> **EXERCISE OBJECTIVE**: Go through the records and report each line holding the string "Camacho".

Records from a collection
=== Begin Enclosure ===

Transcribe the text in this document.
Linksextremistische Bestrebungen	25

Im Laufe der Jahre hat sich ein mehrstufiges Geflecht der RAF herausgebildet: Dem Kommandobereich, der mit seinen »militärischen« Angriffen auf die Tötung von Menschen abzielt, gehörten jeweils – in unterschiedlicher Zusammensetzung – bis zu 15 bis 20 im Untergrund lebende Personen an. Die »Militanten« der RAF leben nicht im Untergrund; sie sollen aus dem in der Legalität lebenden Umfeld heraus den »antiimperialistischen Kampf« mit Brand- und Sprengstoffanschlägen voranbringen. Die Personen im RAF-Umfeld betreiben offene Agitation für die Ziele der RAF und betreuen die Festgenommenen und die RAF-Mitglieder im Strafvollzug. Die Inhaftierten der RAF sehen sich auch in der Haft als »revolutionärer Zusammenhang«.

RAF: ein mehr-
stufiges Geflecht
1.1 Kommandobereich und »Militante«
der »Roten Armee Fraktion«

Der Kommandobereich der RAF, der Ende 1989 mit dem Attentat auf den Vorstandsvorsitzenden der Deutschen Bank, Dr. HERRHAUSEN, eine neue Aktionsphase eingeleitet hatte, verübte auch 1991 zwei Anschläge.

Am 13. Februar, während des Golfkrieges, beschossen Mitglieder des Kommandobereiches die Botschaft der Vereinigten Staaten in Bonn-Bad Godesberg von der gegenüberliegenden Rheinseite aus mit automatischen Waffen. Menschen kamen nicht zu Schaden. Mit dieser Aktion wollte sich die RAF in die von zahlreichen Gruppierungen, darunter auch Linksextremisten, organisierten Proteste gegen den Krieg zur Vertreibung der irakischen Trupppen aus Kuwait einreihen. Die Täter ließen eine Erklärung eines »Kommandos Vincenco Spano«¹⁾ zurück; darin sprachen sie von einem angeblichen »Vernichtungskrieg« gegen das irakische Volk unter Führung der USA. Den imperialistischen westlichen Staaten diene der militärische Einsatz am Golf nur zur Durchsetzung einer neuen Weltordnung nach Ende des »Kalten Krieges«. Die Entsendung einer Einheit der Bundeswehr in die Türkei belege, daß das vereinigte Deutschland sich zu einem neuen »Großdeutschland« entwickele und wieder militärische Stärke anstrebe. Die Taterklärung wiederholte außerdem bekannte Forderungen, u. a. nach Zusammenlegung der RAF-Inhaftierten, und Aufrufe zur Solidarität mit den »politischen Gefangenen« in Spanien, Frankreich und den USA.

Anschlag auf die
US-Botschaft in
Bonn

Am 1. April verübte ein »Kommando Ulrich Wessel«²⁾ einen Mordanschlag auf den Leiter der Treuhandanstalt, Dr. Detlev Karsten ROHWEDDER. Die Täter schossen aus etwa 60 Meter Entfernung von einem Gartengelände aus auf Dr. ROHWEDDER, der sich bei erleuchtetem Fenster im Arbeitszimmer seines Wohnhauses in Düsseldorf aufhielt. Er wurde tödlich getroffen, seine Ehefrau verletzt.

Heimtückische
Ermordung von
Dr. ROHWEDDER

=== End Enclosure ===
=== Begin Enclosure ===

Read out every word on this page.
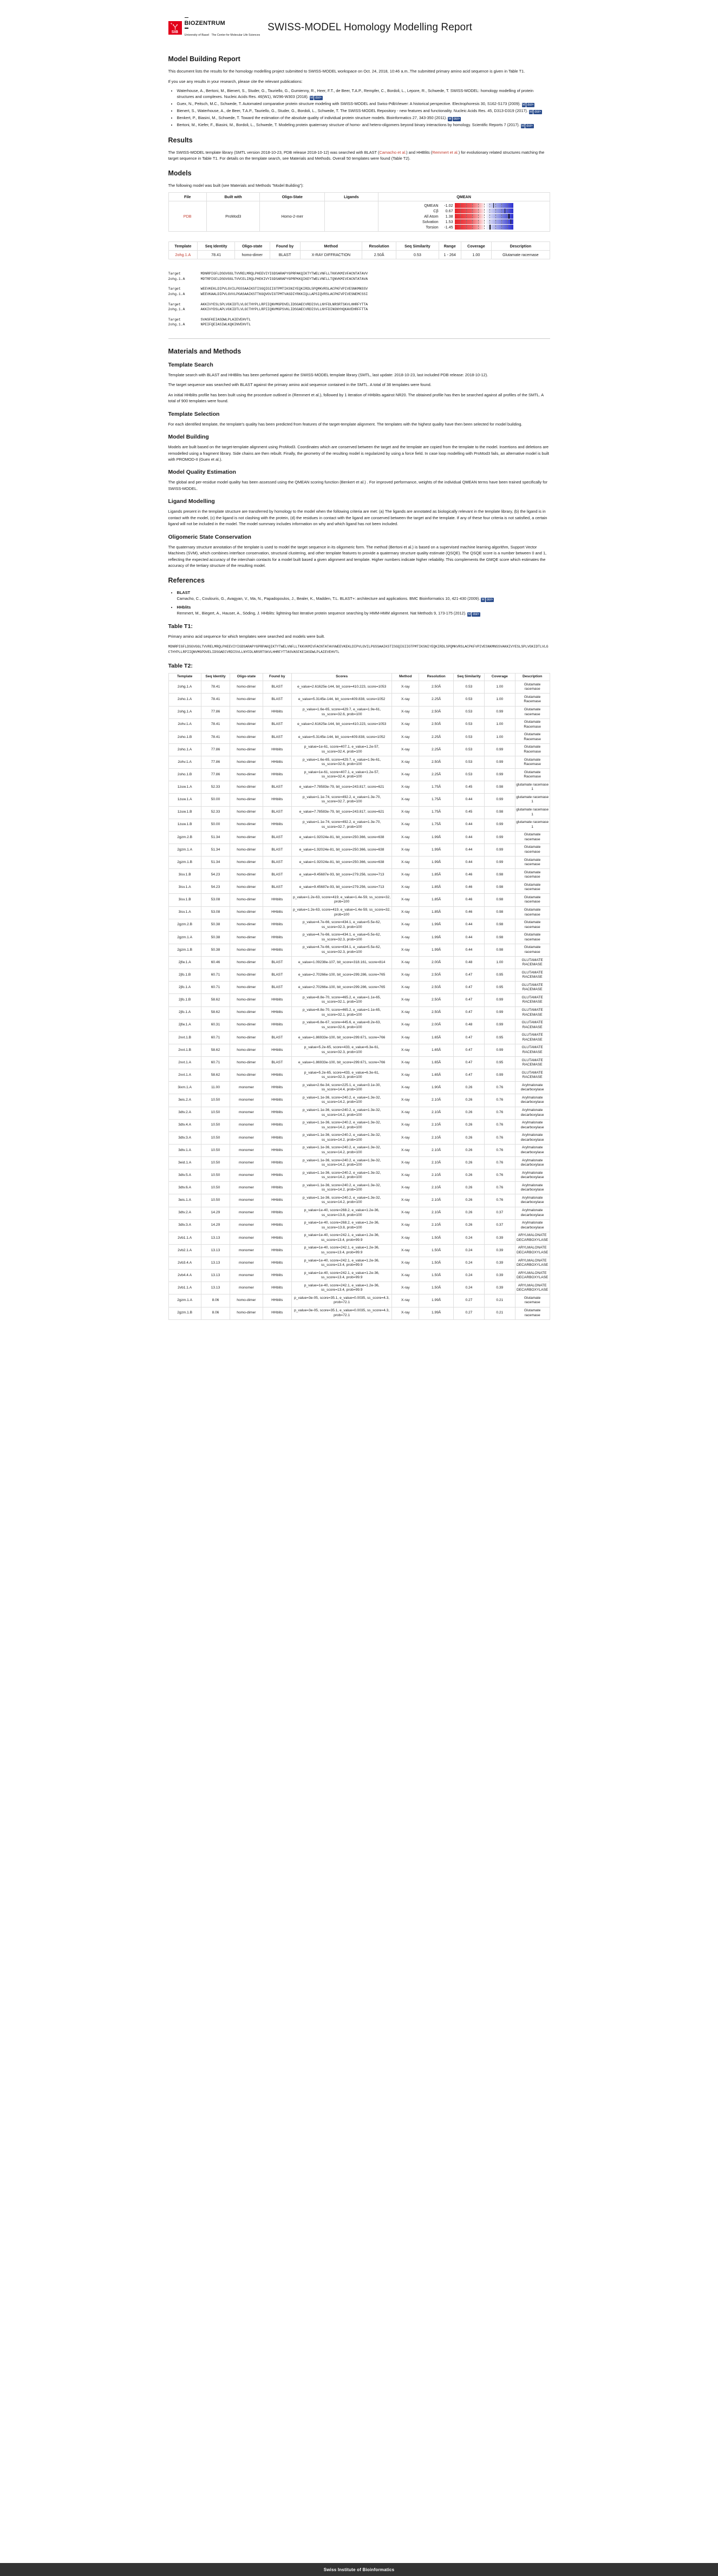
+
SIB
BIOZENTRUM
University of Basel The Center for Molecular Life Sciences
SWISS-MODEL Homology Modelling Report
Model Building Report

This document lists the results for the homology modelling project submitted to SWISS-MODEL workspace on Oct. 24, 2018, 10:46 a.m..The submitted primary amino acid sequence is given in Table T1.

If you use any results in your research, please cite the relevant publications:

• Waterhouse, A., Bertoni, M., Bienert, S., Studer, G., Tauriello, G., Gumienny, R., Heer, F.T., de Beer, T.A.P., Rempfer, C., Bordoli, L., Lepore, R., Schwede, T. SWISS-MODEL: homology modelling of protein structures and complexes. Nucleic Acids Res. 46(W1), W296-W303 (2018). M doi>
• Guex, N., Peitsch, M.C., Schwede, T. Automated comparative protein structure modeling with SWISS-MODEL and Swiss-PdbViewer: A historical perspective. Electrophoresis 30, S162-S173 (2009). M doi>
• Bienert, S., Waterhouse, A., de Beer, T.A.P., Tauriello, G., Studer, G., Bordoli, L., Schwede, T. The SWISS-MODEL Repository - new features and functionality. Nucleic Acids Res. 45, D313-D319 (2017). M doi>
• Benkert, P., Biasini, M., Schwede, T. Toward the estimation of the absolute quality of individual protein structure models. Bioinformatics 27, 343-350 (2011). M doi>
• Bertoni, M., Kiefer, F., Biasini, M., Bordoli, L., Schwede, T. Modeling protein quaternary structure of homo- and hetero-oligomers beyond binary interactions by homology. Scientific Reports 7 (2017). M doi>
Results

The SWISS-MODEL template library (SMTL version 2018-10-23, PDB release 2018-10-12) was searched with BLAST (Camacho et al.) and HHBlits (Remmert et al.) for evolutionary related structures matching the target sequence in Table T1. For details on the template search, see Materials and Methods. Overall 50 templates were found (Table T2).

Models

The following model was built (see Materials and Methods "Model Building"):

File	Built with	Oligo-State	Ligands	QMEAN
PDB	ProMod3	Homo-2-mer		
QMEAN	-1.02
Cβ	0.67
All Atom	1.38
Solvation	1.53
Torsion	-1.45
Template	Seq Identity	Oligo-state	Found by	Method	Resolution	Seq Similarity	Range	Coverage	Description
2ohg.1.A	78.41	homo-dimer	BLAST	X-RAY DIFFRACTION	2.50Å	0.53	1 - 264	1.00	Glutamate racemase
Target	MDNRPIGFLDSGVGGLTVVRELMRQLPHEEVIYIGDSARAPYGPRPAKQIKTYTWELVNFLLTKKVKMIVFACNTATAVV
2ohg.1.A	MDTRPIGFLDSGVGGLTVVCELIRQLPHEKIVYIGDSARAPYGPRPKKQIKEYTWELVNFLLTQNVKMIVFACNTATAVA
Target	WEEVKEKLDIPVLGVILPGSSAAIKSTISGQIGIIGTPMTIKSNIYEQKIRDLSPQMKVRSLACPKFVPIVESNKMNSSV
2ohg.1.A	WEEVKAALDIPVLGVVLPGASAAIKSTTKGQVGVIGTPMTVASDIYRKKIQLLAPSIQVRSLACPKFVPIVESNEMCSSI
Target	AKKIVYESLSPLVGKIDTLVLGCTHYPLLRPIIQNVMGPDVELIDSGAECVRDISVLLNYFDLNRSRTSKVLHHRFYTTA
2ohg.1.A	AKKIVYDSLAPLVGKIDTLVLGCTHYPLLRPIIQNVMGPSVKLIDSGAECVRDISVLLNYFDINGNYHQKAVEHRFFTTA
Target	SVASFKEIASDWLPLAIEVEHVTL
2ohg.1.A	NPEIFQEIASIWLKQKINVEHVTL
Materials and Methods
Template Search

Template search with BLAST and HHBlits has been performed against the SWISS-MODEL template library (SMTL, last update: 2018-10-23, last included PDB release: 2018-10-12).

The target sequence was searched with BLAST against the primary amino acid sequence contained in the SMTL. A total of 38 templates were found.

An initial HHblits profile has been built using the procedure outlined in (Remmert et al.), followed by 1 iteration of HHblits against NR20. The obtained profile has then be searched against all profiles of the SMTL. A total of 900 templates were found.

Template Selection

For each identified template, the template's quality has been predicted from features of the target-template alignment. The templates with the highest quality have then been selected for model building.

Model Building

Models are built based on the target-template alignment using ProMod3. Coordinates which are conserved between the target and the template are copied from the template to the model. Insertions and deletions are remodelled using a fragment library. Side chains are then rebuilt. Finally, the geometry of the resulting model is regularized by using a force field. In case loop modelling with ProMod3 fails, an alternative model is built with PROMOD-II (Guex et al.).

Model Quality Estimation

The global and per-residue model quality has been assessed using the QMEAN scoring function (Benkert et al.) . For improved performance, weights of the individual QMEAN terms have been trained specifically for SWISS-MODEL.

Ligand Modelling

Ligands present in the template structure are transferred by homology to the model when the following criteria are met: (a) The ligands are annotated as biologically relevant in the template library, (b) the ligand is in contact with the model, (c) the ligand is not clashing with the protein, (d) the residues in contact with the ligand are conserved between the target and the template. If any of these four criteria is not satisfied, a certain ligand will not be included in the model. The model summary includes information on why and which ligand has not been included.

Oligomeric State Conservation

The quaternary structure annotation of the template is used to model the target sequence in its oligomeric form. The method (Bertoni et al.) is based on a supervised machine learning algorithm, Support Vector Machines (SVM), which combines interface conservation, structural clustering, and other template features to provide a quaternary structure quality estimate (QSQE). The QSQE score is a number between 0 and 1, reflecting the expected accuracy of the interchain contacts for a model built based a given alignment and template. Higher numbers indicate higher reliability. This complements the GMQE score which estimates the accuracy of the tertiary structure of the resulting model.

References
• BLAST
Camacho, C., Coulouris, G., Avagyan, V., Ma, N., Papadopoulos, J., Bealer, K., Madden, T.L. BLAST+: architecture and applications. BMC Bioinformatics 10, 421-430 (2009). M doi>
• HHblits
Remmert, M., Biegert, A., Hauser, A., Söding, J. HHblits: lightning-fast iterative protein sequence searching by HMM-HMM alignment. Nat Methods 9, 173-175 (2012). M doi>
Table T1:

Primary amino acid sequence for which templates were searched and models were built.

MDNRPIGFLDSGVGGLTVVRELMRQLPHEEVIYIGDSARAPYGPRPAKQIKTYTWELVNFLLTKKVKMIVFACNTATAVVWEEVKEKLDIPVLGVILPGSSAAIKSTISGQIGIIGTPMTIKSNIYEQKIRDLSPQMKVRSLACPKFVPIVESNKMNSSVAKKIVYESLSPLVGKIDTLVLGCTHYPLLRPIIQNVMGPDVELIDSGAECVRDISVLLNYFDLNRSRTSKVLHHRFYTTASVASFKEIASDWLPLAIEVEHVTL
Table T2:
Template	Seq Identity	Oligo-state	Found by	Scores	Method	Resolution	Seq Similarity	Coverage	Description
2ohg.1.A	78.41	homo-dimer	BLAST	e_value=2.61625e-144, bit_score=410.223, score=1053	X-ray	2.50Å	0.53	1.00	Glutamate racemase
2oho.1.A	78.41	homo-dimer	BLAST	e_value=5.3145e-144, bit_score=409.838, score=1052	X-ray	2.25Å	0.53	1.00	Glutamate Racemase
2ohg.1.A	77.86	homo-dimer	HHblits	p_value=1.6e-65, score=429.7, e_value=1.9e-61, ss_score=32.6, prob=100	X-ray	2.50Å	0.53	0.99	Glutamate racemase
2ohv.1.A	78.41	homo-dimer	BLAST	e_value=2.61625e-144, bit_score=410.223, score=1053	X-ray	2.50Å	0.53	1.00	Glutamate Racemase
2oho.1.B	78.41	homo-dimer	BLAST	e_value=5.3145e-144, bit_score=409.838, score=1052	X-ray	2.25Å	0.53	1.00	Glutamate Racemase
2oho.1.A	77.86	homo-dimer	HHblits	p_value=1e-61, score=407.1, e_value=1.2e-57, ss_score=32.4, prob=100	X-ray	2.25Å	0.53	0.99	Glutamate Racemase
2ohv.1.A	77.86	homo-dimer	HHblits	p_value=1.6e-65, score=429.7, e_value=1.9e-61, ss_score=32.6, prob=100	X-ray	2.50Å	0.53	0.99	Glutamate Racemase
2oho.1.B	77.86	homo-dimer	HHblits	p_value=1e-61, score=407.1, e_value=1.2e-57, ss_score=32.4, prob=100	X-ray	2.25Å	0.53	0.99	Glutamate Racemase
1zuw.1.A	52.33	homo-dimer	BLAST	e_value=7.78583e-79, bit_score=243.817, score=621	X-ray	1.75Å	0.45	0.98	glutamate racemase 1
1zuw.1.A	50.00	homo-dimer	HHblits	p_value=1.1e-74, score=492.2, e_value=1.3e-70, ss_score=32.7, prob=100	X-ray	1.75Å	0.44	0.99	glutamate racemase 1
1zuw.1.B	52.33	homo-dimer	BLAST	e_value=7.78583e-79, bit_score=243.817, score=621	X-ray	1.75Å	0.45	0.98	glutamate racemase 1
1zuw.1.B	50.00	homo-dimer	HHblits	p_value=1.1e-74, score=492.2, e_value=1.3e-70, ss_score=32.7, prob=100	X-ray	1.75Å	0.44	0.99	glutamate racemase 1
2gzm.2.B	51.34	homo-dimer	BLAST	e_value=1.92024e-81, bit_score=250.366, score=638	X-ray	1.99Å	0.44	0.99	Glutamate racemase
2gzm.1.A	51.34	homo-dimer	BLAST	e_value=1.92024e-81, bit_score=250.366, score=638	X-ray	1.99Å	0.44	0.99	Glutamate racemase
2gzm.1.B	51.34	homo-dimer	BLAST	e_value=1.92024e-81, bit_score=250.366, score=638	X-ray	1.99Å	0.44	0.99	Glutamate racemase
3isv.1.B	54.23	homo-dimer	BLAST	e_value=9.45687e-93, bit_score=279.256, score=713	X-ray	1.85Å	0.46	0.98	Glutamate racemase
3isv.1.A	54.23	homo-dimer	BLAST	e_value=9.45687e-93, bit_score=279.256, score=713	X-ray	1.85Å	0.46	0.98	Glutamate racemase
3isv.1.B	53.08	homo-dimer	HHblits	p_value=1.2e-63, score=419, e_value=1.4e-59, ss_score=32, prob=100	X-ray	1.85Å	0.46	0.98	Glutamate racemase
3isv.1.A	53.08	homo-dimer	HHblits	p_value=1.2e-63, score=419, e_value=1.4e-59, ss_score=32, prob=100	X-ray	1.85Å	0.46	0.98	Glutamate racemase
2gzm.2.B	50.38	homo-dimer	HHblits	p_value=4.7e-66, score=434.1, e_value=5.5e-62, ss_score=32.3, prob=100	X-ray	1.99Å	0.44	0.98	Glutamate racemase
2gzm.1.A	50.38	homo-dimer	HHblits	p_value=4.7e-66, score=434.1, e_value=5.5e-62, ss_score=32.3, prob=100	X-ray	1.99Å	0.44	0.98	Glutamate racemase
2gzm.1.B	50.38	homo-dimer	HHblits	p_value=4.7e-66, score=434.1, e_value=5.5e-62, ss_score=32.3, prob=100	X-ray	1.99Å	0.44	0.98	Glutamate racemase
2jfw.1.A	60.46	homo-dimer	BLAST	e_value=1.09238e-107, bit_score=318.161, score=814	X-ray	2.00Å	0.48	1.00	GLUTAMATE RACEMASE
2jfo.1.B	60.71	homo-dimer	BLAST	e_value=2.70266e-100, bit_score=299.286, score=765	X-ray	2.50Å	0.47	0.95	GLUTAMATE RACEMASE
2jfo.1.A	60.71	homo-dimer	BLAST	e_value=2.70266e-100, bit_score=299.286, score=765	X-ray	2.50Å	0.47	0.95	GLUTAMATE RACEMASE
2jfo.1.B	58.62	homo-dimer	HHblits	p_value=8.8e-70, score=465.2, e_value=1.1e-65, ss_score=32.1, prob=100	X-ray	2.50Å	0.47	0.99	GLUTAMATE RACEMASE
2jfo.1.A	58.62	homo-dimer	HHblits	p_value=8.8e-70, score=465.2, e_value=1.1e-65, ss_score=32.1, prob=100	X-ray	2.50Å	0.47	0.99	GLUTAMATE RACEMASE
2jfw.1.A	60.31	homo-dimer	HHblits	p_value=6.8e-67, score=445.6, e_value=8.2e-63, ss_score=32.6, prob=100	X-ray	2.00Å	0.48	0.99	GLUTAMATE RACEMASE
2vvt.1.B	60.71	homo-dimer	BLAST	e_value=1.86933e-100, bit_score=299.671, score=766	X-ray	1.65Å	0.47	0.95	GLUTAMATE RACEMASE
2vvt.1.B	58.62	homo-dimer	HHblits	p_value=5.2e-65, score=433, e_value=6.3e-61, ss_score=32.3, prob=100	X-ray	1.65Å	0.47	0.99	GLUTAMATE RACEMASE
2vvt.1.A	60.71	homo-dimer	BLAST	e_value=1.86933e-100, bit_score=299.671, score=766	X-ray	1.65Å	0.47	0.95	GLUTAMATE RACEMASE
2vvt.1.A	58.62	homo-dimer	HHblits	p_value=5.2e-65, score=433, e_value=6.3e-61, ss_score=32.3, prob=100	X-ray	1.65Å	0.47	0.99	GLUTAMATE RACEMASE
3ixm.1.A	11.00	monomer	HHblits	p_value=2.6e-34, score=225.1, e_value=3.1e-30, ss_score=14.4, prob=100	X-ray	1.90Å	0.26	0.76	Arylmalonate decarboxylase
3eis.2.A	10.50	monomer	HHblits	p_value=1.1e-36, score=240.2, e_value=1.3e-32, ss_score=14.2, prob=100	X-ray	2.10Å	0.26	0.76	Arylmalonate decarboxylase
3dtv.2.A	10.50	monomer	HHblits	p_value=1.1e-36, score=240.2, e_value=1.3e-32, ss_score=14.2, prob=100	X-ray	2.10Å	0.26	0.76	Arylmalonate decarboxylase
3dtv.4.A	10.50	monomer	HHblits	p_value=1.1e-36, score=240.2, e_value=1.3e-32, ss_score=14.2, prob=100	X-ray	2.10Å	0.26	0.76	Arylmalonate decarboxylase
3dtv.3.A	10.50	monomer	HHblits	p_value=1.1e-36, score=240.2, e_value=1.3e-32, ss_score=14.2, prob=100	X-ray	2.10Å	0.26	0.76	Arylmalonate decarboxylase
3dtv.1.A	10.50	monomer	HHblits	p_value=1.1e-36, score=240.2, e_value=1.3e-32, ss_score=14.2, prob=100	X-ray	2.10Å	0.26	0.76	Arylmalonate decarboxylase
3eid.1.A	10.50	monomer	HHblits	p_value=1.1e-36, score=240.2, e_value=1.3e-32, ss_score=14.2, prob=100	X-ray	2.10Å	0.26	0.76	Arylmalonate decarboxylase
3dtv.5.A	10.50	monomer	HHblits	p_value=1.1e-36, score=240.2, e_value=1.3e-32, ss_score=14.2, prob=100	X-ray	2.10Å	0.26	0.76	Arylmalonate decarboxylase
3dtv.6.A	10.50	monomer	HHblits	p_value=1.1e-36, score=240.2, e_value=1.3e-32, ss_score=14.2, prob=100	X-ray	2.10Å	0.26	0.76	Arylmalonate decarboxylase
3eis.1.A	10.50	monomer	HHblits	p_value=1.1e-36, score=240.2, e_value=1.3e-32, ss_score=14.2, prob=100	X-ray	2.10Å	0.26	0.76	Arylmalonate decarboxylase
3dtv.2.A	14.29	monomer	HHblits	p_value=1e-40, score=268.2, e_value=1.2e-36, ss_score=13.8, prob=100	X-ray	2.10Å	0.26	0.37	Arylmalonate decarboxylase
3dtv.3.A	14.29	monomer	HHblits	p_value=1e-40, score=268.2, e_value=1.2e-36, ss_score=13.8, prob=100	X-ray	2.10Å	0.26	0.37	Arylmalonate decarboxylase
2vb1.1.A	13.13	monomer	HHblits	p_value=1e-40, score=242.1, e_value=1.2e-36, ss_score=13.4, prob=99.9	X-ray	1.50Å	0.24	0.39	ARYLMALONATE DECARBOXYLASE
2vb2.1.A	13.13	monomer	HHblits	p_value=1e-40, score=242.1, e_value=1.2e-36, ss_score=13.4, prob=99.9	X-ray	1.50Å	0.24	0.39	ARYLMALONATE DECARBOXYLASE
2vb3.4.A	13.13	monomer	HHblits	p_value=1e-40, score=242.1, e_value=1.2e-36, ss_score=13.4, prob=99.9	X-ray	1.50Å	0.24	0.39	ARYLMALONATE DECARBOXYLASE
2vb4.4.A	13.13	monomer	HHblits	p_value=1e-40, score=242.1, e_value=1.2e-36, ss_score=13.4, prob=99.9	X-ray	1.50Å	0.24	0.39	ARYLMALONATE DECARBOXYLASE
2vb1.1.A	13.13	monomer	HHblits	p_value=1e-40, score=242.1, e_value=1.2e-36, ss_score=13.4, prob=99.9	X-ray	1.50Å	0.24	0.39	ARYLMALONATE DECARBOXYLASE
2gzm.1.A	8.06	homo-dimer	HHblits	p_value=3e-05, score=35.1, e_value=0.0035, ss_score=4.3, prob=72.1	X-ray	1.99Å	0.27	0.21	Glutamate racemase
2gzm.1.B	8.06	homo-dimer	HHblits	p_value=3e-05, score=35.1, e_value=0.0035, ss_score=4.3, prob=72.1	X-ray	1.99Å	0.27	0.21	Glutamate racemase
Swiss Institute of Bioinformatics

=== End Enclosure ===

> **TASK RESPONSE**:
The SWISS-MODEL template library (SMTL version 2018-10-23, PDB release 2018-10-12) was searched with BLAST (Camacho et al.) and HHBlits (Remmert et al.) for evolutionary related structures matching the target sequence in Table T1. For details on the template search, see Materials and Methods. Overall 50 templates were found (Table T2).
Camacho, C., Coulouris, G., Avagyan, V., Ma, N., Papadopoulos, J., Bealer, K., Madden, T.L. BLAST+: architecture and applications. BMC Bioinformatics 10, 421-430 (2009). M doi>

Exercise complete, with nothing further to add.